- Aim of the exercise -
Select and copy out every line in the records containing "внутренних".
#### Data supplied ####
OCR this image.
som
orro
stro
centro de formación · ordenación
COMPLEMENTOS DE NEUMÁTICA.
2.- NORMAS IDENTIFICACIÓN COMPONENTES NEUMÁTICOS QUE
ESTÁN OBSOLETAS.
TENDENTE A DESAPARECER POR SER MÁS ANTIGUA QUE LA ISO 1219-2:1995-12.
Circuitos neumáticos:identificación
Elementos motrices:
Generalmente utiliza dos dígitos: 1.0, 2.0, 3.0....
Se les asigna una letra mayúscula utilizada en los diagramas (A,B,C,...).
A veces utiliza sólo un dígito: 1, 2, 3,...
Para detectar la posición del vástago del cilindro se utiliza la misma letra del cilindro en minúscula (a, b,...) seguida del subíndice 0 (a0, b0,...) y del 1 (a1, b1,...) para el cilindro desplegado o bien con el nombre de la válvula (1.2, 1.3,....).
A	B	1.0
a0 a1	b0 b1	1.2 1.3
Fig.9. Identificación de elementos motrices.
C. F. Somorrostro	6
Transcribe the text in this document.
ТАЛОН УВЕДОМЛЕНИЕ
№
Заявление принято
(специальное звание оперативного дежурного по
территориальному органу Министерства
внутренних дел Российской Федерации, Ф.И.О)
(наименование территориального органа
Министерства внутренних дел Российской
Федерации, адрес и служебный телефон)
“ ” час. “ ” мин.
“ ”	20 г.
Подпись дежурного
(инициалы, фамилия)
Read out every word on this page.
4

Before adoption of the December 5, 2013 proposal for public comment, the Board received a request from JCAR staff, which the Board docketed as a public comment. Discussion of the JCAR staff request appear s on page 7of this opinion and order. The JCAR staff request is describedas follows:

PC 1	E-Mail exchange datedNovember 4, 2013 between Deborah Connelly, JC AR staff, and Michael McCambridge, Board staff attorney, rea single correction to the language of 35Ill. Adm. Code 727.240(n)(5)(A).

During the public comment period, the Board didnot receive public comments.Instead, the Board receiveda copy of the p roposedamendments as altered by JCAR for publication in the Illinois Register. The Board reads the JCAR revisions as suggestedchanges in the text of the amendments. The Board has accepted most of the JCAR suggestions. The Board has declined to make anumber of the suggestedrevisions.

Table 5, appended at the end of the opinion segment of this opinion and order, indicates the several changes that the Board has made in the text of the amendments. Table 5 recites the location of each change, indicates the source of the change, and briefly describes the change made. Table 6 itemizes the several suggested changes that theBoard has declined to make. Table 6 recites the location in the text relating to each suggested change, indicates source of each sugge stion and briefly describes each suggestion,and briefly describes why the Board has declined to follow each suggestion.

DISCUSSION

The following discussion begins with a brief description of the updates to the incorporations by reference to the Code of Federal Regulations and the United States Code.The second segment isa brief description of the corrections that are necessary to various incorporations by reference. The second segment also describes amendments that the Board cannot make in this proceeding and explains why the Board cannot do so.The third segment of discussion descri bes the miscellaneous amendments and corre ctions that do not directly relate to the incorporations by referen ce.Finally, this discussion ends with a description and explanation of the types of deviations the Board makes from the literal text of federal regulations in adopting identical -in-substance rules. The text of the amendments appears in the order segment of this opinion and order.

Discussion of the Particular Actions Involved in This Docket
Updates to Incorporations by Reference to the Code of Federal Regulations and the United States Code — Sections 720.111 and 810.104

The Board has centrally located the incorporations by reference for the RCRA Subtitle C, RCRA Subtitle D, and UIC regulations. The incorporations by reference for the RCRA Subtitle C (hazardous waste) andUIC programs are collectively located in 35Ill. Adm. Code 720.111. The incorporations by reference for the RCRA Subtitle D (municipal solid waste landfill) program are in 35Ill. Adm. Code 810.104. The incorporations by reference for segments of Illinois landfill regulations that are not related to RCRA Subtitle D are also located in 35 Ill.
####
- Finished answer -
внутренних дел Российской Федерации, Ф.И.О)
Министерства внутренних дел Российской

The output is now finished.